> **ENTRIES SHOWN**:
☆ ☆ ☆ ☆ ☆ ☆ ☆

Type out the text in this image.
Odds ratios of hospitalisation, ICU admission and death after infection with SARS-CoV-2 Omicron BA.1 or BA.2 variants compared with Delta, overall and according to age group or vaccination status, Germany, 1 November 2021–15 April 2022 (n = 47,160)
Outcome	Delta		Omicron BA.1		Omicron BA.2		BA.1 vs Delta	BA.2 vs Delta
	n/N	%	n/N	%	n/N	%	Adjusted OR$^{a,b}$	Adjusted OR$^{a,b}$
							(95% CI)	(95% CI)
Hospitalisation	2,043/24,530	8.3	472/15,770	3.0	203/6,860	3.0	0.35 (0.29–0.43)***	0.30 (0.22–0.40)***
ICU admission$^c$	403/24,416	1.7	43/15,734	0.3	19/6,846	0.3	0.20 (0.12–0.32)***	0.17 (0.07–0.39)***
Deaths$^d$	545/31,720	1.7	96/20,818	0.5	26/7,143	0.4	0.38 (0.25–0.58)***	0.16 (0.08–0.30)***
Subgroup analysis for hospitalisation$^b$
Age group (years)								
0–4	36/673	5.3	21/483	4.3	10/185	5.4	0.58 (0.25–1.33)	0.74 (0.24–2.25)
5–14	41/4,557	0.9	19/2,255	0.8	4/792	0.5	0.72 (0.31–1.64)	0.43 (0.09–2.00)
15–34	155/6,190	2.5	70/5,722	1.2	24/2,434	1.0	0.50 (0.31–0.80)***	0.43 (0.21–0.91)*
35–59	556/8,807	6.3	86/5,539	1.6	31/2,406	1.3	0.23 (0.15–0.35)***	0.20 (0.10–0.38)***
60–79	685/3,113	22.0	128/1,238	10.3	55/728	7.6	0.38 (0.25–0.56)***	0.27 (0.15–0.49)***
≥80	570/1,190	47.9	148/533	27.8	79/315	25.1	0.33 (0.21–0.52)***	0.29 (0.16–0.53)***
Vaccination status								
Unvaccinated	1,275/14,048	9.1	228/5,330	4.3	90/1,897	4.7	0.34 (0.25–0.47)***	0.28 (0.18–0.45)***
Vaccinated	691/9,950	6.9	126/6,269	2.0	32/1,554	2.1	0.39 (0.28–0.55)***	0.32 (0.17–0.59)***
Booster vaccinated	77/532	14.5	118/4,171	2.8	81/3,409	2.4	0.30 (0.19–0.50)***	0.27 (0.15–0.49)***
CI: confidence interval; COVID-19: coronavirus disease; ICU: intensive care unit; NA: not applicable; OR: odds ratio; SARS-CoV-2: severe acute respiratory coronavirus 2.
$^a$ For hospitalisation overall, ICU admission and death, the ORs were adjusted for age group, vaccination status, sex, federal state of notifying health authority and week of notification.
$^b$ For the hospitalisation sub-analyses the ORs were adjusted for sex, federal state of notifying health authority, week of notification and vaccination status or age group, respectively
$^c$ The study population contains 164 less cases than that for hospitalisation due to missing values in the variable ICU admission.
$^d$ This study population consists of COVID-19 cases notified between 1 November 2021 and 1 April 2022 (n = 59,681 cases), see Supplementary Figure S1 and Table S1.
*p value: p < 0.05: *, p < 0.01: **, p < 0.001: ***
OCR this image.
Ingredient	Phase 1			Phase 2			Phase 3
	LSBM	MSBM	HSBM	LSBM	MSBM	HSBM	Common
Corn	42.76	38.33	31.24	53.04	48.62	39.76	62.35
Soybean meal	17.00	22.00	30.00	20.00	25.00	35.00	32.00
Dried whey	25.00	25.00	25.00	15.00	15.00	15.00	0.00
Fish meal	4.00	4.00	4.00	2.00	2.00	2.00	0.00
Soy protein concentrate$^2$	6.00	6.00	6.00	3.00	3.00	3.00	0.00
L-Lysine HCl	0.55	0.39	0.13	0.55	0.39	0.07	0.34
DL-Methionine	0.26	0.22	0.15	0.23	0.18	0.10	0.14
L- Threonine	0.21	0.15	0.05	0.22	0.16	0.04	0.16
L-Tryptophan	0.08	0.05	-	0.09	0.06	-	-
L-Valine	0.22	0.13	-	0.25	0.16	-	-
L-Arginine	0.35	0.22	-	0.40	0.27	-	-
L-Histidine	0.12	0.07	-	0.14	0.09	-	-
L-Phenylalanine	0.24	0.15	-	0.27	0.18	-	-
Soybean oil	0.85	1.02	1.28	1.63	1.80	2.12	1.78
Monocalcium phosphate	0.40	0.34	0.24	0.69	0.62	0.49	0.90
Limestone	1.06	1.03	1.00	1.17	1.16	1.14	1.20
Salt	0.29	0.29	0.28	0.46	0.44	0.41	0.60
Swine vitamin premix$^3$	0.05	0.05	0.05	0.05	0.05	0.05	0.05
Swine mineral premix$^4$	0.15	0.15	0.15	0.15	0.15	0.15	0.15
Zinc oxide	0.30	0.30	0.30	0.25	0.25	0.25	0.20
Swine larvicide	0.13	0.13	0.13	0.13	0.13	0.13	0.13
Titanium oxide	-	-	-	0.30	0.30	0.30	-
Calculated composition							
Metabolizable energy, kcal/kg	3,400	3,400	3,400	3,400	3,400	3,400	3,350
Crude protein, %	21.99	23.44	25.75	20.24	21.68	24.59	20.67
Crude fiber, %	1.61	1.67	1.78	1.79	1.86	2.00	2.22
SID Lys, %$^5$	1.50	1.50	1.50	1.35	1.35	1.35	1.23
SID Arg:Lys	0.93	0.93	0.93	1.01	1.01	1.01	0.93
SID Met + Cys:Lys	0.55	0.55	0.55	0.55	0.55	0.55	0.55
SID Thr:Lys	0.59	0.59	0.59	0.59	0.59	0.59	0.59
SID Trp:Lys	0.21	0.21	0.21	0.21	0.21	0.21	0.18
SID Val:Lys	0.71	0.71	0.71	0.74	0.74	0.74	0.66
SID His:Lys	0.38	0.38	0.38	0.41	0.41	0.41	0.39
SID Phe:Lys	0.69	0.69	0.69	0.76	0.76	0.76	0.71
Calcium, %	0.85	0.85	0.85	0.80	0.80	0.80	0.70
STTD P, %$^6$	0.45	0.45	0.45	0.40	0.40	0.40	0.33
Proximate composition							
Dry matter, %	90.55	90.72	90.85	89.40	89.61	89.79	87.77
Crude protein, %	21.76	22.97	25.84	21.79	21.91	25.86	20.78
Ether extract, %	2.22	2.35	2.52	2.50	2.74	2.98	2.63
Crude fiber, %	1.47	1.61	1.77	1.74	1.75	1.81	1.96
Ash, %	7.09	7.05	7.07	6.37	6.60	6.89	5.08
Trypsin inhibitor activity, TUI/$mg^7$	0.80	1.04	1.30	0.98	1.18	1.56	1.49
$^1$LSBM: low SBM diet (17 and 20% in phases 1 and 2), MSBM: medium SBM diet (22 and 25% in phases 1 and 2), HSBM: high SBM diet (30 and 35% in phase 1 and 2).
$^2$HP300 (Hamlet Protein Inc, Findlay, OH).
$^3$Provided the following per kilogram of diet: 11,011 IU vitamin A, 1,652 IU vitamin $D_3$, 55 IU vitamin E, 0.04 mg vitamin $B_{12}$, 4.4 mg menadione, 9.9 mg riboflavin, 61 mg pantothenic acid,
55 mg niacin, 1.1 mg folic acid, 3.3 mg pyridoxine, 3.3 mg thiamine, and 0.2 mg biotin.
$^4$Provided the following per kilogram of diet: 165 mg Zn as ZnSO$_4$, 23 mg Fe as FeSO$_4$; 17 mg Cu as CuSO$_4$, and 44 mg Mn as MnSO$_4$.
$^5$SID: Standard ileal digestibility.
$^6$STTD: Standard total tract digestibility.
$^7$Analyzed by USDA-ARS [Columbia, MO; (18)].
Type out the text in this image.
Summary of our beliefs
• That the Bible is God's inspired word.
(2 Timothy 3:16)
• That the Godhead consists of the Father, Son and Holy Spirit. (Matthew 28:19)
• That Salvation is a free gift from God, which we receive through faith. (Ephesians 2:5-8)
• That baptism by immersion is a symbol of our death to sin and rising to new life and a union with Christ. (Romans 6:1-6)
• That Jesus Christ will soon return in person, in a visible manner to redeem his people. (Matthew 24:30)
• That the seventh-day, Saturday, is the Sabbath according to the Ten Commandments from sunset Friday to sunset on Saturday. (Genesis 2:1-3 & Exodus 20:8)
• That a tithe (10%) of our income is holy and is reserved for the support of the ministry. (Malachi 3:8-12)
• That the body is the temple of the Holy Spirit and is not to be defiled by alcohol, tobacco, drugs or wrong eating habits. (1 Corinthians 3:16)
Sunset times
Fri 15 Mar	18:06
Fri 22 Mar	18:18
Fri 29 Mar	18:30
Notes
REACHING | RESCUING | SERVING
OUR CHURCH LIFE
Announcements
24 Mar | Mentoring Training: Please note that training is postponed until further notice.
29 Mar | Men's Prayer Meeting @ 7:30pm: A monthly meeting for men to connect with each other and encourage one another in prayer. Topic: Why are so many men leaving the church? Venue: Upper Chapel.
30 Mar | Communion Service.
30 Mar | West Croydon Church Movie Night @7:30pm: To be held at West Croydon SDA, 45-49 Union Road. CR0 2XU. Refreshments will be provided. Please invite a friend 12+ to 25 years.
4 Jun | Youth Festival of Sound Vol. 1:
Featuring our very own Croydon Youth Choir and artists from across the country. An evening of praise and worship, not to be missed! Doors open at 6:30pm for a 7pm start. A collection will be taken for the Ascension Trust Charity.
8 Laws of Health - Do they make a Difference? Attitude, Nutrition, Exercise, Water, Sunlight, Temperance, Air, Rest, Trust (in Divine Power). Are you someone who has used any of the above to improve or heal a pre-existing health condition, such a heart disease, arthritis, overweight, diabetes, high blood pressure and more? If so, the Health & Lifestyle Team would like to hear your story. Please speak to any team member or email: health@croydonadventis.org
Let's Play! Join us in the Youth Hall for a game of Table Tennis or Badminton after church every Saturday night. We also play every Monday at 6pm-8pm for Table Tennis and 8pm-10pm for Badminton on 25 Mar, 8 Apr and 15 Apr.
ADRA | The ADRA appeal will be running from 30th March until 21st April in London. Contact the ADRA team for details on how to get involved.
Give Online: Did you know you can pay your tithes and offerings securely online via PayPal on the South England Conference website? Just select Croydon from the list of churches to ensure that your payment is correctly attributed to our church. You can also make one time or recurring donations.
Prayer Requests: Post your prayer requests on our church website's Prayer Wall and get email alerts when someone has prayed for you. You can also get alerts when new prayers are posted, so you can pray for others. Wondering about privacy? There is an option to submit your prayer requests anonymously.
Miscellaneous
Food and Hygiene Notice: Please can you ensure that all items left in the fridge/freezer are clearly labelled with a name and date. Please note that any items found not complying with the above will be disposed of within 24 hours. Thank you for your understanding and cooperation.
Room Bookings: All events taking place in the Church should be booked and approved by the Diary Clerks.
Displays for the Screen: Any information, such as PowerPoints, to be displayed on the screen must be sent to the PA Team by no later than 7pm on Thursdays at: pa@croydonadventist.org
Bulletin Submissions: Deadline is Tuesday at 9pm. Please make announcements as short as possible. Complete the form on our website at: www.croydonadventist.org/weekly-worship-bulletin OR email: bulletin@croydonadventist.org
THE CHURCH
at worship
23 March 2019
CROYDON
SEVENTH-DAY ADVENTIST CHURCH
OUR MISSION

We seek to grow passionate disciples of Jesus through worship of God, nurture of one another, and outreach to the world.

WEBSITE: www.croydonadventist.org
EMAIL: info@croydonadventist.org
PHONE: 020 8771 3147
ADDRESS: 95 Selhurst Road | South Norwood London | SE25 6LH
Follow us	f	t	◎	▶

☆ ☆ ☆ ☆ ☆ ☆ ☆

> **DIRECTIONS**: Return all lines in the data that include the word "STTD".

> **WRITTEN ANSWER**:
STTD P, %$^6$	0.45	0.45	0.45	0.40	0.40	0.40	0.33
$^6$STTD: Standard total tract digestibility.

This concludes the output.